[THE EXERCISE] Where a line in the listing contains the string "plain", copy that line out.

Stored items
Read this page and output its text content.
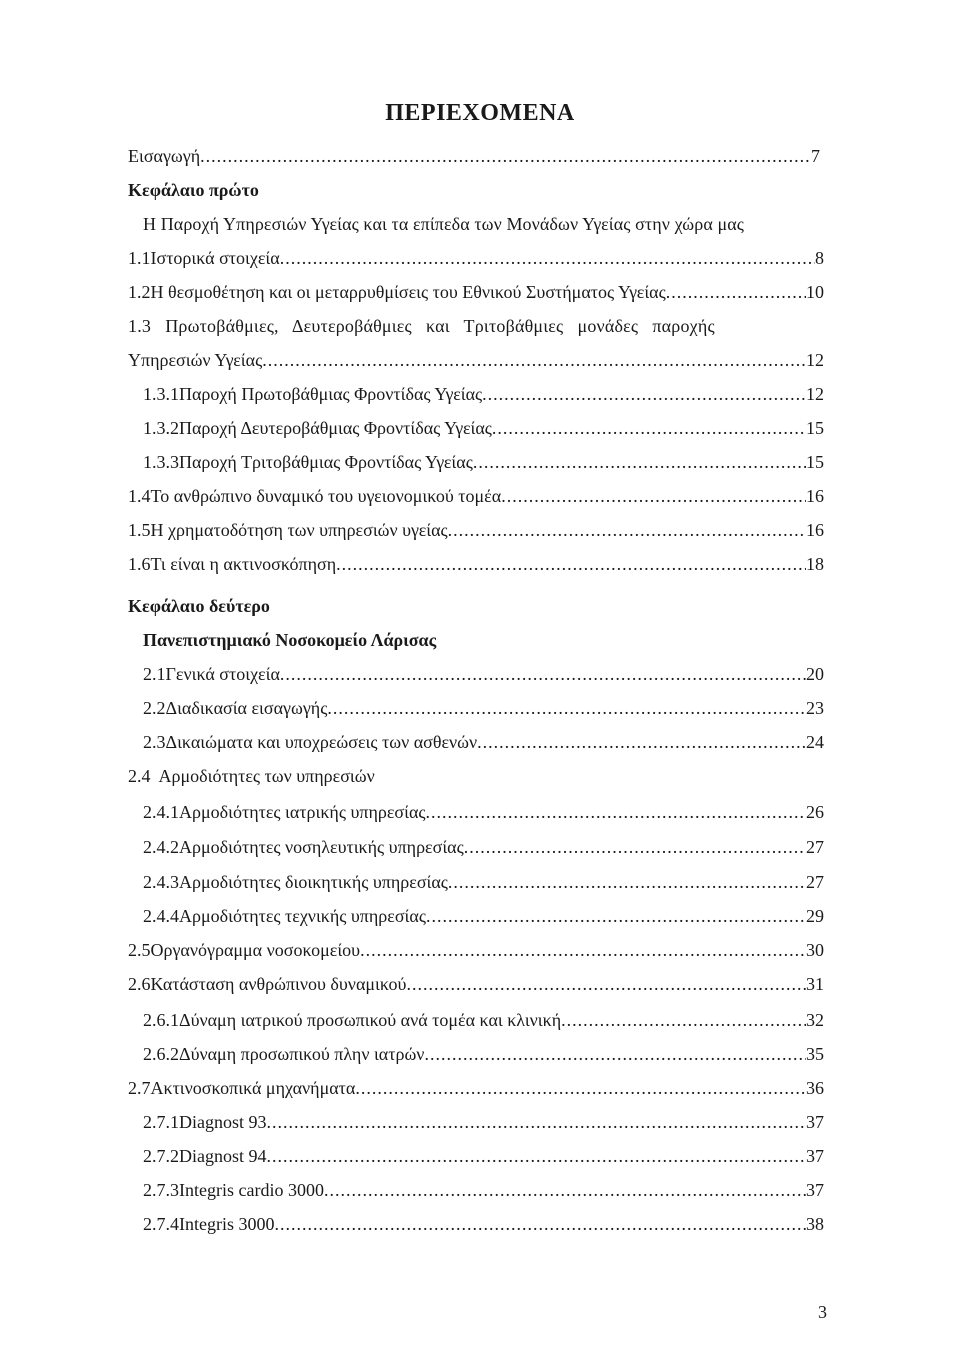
ΠΕΡΙΕΧΟΜΕΝΑ
Εισαγωγή .....	7
Κεφάλαιο πρώτο
Η Παροχή Υπηρεσιών Υγείας και τα επίπεδα των Μονάδων Υγείας στην χώρα μας
1.1 Ιστορικά στοιχεία .....	8
1.2 Η θεσμοθέτηση και οι μεταρρυθμίσεις του Εθνικού Συστήματος Υγείας .....	10
1.3   Πρωτοβάθμιες,   Δευτεροβάθμιες   και   Τριτοβάθμιες   μονάδες   παροχής
Υπηρεσιών Υγείας .....	12
1.3.1 Παροχή Πρωτοβάθμιας Φροντίδας Υγείας .....	12
1.3.2 Παροχή Δευτεροβάθμιας Φροντίδας Υγείας .....	15
1.3.3 Παροχή Τριτοβάθμιας Φροντίδας Υγείας .....	15
1.4 Το ανθρώπινο δυναμικό του υγειονομικού τομέα .....	16
1.5 Η χρηματοδότηση των υπηρεσιών υγείας .....	16
1.6 Τι είναι η ακτινοσκόπηση .....	18
Κεφάλαιο δεύτερο
Πανεπιστημιακό Νοσοκομείο Λάρισας
2.1 Γενικά στοιχεία .....	20
2.2 Διαδικασία εισαγωγής .....	23
2.3 Δικαιώματα και υποχρεώσεις των ασθενών .....	24
2.4  Αρμοδιότητες των υπηρεσιών
2.4.1 Αρμοδιότητες ιατρικής υπηρεσίας .....	26
2.4.2 Αρμοδιότητες νοσηλευτικής υπηρεσίας .....	27
2.4.3 Αρμοδιότητες διοικητικής υπηρεσίας .....	27
2.4.4 Αρμοδιότητες τεχνικής υπηρεσίας .....	29
2.5 Οργανόγραμμα νοσοκομείου .....	30
2.6 Κατάσταση ανθρώπινου δυναμικού .....	31
2.6.1 Δύναμη ιατρικού προσωπικού ανά τομέα και κλινική .....	32
2.6.2 Δύναμη προσωπικού πλην ιατρών .....	35
2.7 Ακτινοσκοπικά μηχανήματα .....	36
2.7.1 Diagnost 93 .....	37
2.7.2 Diagnost 94 .....	37
2.7.3 Integris cardio 3000 .....	37
2.7.4 Integris 3000 .....	38
3
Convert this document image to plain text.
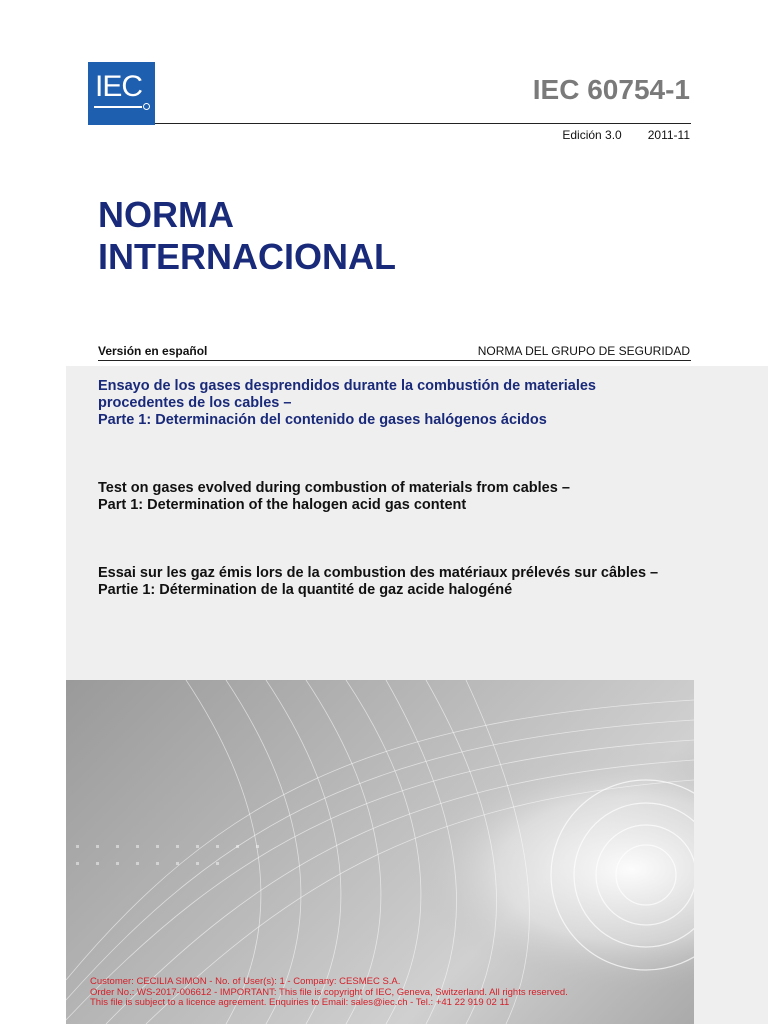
IEC	IEC 60754-1
Edición 3.0 2011-11
NORMA
INTERNACIONAL
Versión en español	NORMA DEL GRUPO DE SEGURIDAD
Ensayo de los gases desprendidos durante la combustión de materiales
procedentes de los cables –
Parte 1: Determinación del contenido de gases halógenos ácidos
Test on gases evolved during combustion of materials from cables –
Part 1: Determination of the halogen acid gas content
Essai sur les gaz émis lors de la combustion des matériaux prélevés sur câbles –
Partie 1: Détermination de la quantité de gaz acide halogéné
Customer: CECILIA SIMON - No. of User(s): 1 - Company: CESMEC S.A.
Order No.: WS-2017-006612 - IMPORTANT: This file is copyright of IEC, Geneva, Switzerland. All rights reserved.
This file is subject to a licence agreement. Enquiries to Email: sales@iec.ch - Tel.: +41 22 919 02 11
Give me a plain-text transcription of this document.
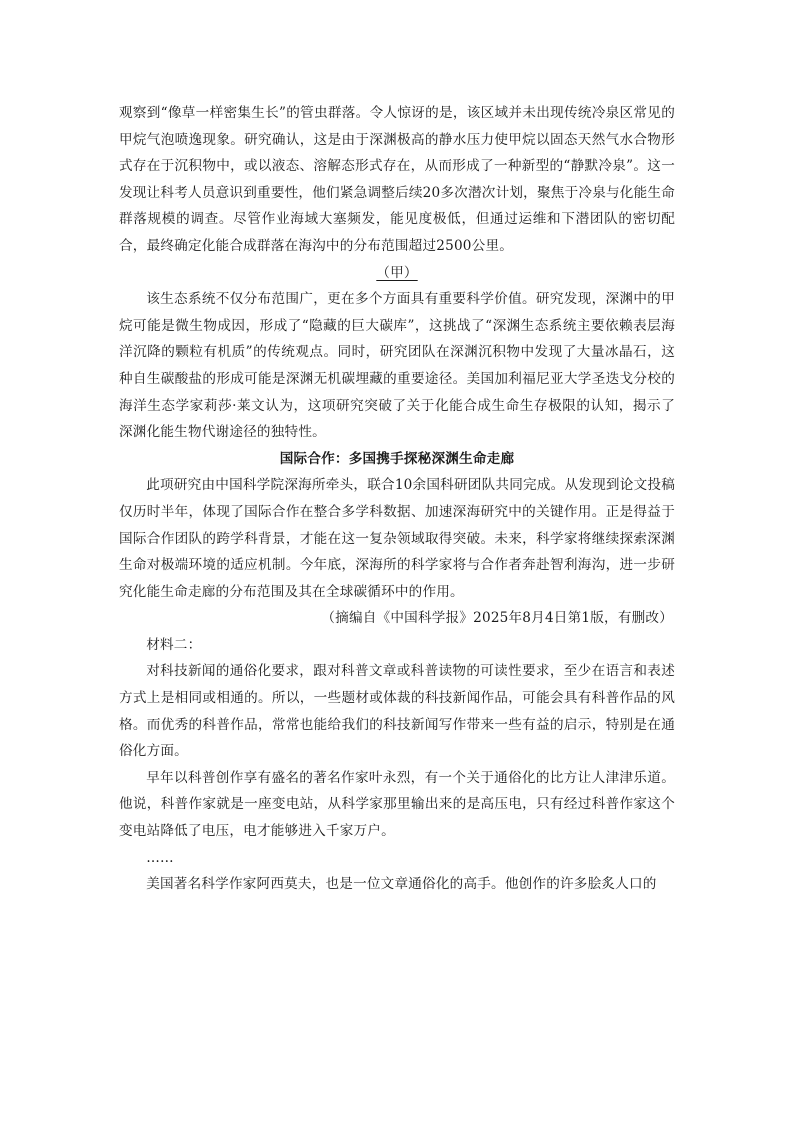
观察到“像草一样密集生长”的管虫群落。令人惊讶的是，该区域并未出现传统冷泉区常见的甲烷气泡喷逸现象。研究确认，这是由于深渊极高的静水压力使甲烷以固态天然气水合物形式存在于沉积物中，或以液态、溶解态形式存在，从而形成了一种新型的“静默冷泉”。这一发现让科考人员意识到重要性，他们紧急调整后续20多次潜次计划，聚焦于冷泉与化能生命群落规模的调查。尽管作业海域大塞频发，能见度极低，但通过运维和下潜团队的密切配合，最终确定化能合成群落在海沟中的分布范围超过2500公里。

（甲）

该生态系统不仅分布范围广，更在多个方面具有重要科学价值。研究发现，深渊中的甲烷可能是微生物成因，形成了“隐藏的巨大碳库”，这挑战了“深渊生态系统主要依赖表层海洋沉降的颗粒有机质”的传统观点。同时，研究团队在深渊沉积物中发现了大量冰晶石，这种自生碳酸盐的形成可能是深渊无机碳埋藏的重要途径。美国加利福尼亚大学圣迭戈分校的海洋生态学家莉莎·莱文认为，这项研究突破了关于化能合成生命生存极限的认知，揭示了深渊化能生物代谢途径的独特性。

国际合作：多国携手探秘深渊生命走廊

此项研究由中国科学院深海所牵头，联合10余国科研团队共同完成。从发现到论文投稿仅历时半年，体现了国际合作在整合多学科数据、加速深海研究中的关键作用。正是得益于国际合作团队的跨学科背景，才能在这一复杂领域取得突破。未来，科学家将继续探索深渊生命对极端环境的适应机制。今年底，深海所的科学家将与合作者奔赴智利海沟，进一步研究化能生命走廊的分布范围及其在全球碳循环中的作用。

（摘编自《中国科学报》2025年8月4日第1版，有删改）

材料二：

对科技新闻的通俗化要求，跟对科普文章或科普读物的可读性要求，至少在语言和表述方式上是相同或相通的。所以，一些题材或体裁的科技新闻作品，可能会具有科普作品的风格。而优秀的科普作品，常常也能给我们的科技新闻写作带来一些有益的启示，特别是在通俗化方面。

早年以科普创作享有盛名的著名作家叶永烈，有一个关于通俗化的比方让人津津乐道。他说，科普作家就是一座变电站，从科学家那里输出来的是高压电，只有经过科普作家这个变电站降低了电压，电才能够进入千家万户。

……

美国著名科学作家阿西莫夫，也是一位文章通俗化的高手。他创作的许多脍炙人口的
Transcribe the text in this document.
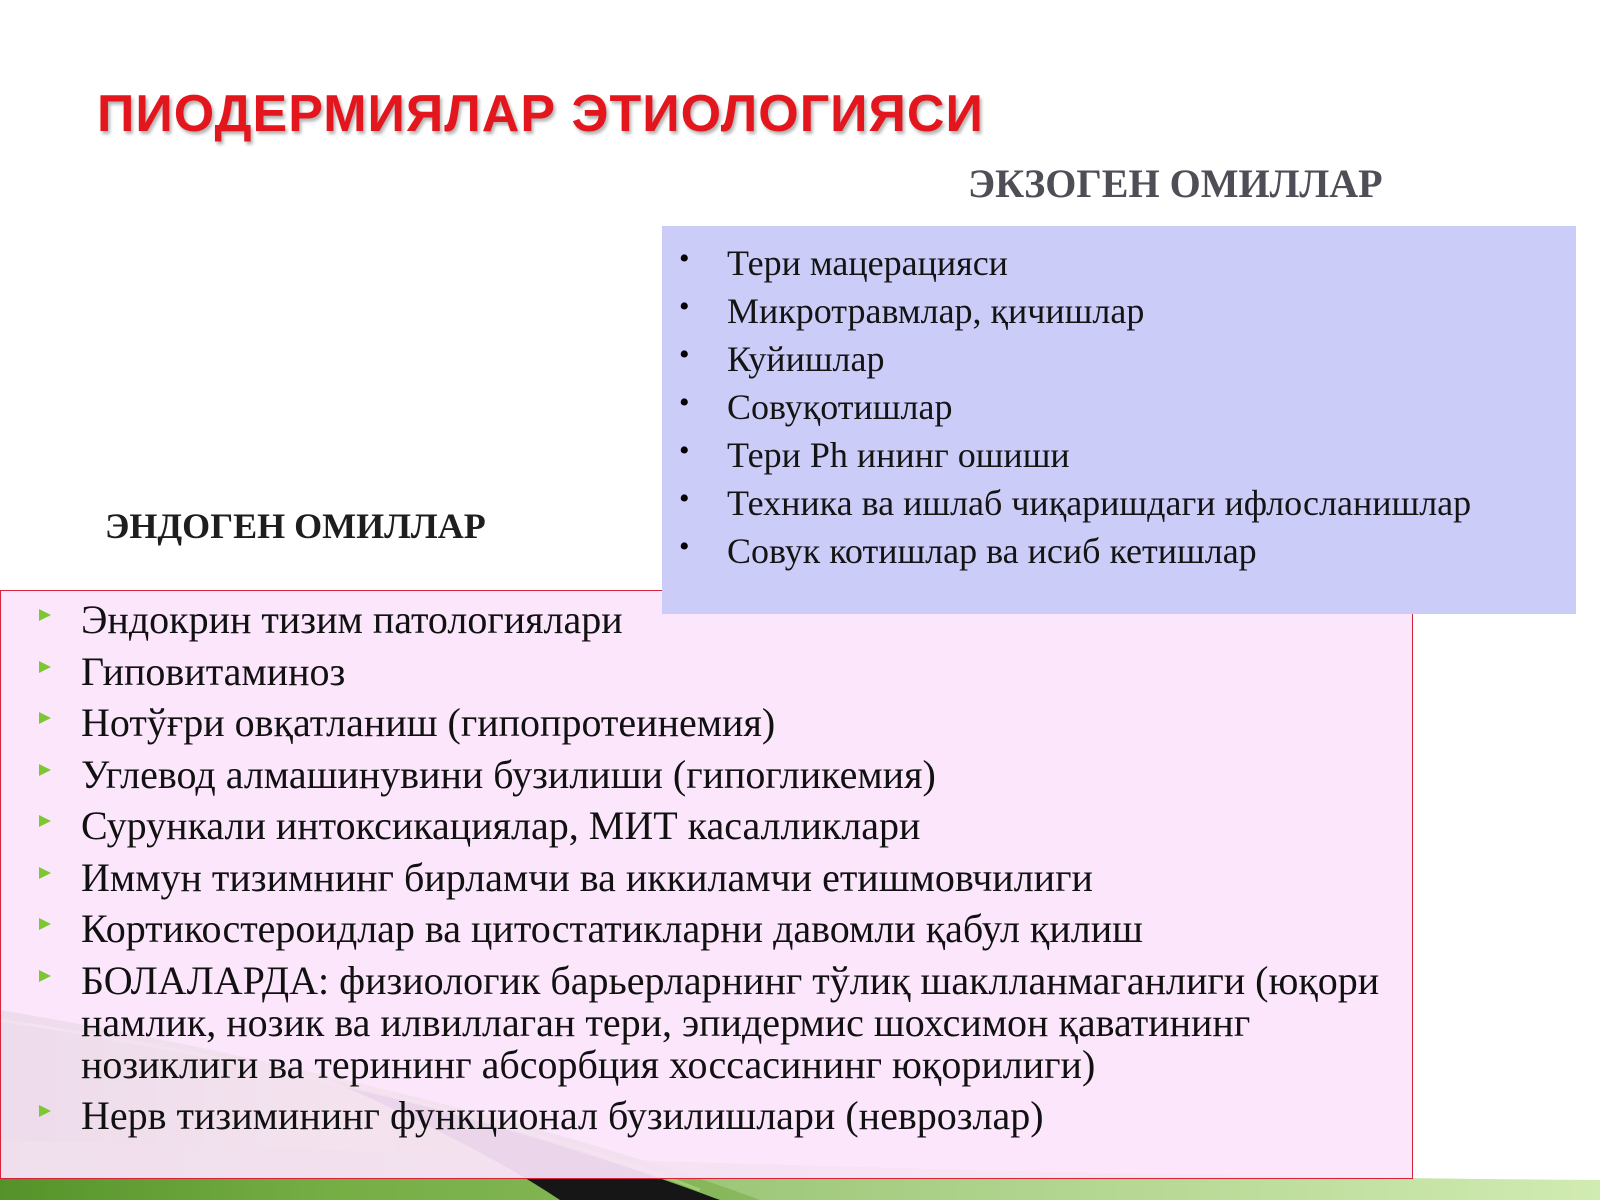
ПИОДЕРМИЯЛАР ЭТИОЛОГИЯСИ
ЭКЗОГЕН ОМИЛЛАР
ЭНДОГЕН ОМИЛЛАР
Эндокрин тизим патологиялари
Гиповитаминоз
Нотўғри овқатланиш (гипопротеинемия)
Углевод алмашинувини бузилиши (гипогликемия)
Сурункали интоксикациялар, МИТ касалликлари
Иммун тизимнинг бирламчи ва иккиламчи етишмовчилиги
Кортикостероидлар ва цитостатикларни давомли қабул қилиш
БОЛАЛАРДА: физиологик барьерларнинг тўлиқ шаклланмаганлиги (юқори намлик, нозик ва илвиллаган тери, эпидермис шохсимон қаватининг нозиклиги ва терининг абсорбция хоссасининг юқорилиги)
Нерв тизимининг функционал бузилишлари (неврозлар)
• Тери мацерацияси
• Микротравмлар, қичишлар
• Куйишлар
• Совуқотишлар
• Тери Ph ининг ошиши
• Техника ва ишлаб чиқаришдаги ифлосланишлар
• Совук котишлар ва исиб кетишлар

[WRITTEN RESPONSE]
Convert this document image to plain text.
Give me a plain-text transcription of this document.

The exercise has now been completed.